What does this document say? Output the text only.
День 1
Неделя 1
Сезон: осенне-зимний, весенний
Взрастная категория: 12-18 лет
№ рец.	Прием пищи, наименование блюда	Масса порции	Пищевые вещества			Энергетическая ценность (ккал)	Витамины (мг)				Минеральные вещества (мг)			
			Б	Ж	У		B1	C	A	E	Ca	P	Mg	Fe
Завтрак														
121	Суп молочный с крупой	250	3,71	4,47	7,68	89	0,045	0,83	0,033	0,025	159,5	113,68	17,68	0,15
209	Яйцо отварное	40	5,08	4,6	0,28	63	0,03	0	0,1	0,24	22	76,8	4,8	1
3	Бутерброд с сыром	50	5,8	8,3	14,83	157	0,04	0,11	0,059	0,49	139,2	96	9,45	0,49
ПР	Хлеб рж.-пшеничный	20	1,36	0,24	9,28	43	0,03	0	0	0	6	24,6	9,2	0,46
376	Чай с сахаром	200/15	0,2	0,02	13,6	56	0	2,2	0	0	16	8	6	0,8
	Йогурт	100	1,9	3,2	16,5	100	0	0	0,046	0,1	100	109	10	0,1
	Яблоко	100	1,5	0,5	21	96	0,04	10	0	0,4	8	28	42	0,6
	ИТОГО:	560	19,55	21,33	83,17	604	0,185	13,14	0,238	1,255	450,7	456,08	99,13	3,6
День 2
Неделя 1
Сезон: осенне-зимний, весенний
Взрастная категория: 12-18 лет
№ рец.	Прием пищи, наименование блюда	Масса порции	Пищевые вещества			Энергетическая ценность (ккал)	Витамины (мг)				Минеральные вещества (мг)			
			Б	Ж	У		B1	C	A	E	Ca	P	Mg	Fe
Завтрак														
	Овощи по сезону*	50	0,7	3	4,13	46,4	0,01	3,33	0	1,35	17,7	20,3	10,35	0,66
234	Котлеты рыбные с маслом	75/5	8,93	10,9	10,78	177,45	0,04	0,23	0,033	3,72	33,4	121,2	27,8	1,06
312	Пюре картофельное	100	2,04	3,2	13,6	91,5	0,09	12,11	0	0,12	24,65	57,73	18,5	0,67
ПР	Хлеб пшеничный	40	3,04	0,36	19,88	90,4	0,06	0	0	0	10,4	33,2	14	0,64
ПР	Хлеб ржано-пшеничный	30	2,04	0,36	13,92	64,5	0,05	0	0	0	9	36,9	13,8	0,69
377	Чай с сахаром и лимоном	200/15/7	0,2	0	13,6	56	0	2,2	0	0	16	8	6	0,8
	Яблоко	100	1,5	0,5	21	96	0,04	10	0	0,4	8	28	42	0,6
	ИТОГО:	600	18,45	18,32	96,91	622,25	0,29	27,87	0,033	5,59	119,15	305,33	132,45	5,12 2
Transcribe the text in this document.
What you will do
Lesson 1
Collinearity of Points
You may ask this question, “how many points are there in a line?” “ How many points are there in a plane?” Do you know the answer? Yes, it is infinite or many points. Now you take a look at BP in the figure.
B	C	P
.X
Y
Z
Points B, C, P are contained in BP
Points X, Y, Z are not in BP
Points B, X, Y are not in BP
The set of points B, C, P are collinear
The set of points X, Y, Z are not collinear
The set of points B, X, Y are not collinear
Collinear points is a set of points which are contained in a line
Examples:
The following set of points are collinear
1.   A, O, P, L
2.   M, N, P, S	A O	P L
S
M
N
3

--- The task ---
From the data above, extract every line in its exact form.

--- Solution below ---
What does this document say? Output the text only.
День 1
Неделя 1
Сезон: осенне-зимний, весенний
Взрастная категория: 12-18 лет
№ рец.	Прием пищи, наименование блюда	Масса порции	Пищевые вещества			Энергетическая ценность (ккал)	Витамины (мг)				Минеральные вещества (мг)			
			Б	Ж	У		B1	C	A	E	Ca	P	Mg	Fe
Завтрак														
121	Суп молочный с крупой	250	3,71	4,47	7,68	89	0,045	0,83	0,033	0,025	159,5	113,68	17,68	0,15
209	Яйцо отварное	40	5,08	4,6	0,28	63	0,03	0	0,1	0,24	22	76,8	4,8	1
3	Бутерброд с сыром	50	5,8	8,3	14,83	157	0,04	0,11	0,059	0,49	139,2	96	9,45	0,49
ПР	Хлеб рж.-пшеничный	20	1,36	0,24	9,28	43	0,03	0	0	0	6	24,6	9,2	0,46
376	Чай с сахаром	200/15	0,2	0,02	13,6	56	0	2,2	0	0	16	8	6	0,8
	Йогурт	100	1,9	3,2	16,5	100	0	0	0,046	0,1	100	109	10	0,1
	Яблоко	100	1,5	0,5	21	96	0,04	10	0	0,4	8	28	42	0,6
	ИТОГО:	560	19,55	21,33	83,17	604	0,185	13,14	0,238	1,255	450,7	456,08	99,13	3,6
День 2
Неделя 1
Сезон: осенне-зимний, весенний
Взрастная категория: 12-18 лет
№ рец.	Прием пищи, наименование блюда	Масса порции	Пищевые вещества			Энергетическая ценность (ккал)	Витамины (мг)				Минеральные вещества (мг)			
			Б	Ж	У		B1	C	A	E	Ca	P	Mg	Fe
Завтрак														
	Овощи по сезону*	50	0,7	3	4,13	46,4	0,01	3,33	0	1,35	17,7	20,3	10,35	0,66
234	Котлеты рыбные с маслом	75/5	8,93	10,9	10,78	177,45	0,04	0,23	0,033	3,72	33,4	121,2	27,8	1,06
312	Пюре картофельное	100	2,04	3,2	13,6	91,5	0,09	12,11	0	0,12	24,65	57,73	18,5	0,67
ПР	Хлеб пшеничный	40	3,04	0,36	19,88	90,4	0,06	0	0	0	10,4	33,2	14	0,64
ПР	Хлеб ржано-пшеничный	30	2,04	0,36	13,92	64,5	0,05	0	0	0	9	36,9	13,8	0,69
377	Чай с сахаром и лимоном	200/15/7	0,2	0	13,6	56	0	2,2	0	0	16	8	6	0,8
	Яблоко	100	1,5	0,5	21	96	0,04	10	0	0,4	8	28	42	0,6
	ИТОГО:	600	18,45	18,32	96,91	622,25	0,29	27,87	0,033	5,59	119,15	305,33	132,45	5,12 2
Transcribe the text in this document.
What you will do
Lesson 1
Collinearity of Points
You may ask this question, “how many points are there in a line?” “ How many points are there in a plane?” Do you know the answer? Yes, it is infinite or many points. Now you take a look at BP in the figure.
B	C	P
.X
Y
Z
Points B, C, P are contained in BP
Points X, Y, Z are not in BP
Points B, X, Y are not in BP
The set of points B, C, P are collinear
The set of points X, Y, Z are not collinear
The set of points B, X, Y are not collinear
Collinear points is a set of points which are contained in a line
Examples:
The following set of points are collinear
1.   A, O, P, L
2.   M, N, P, S	A O	P L
S
M
N
3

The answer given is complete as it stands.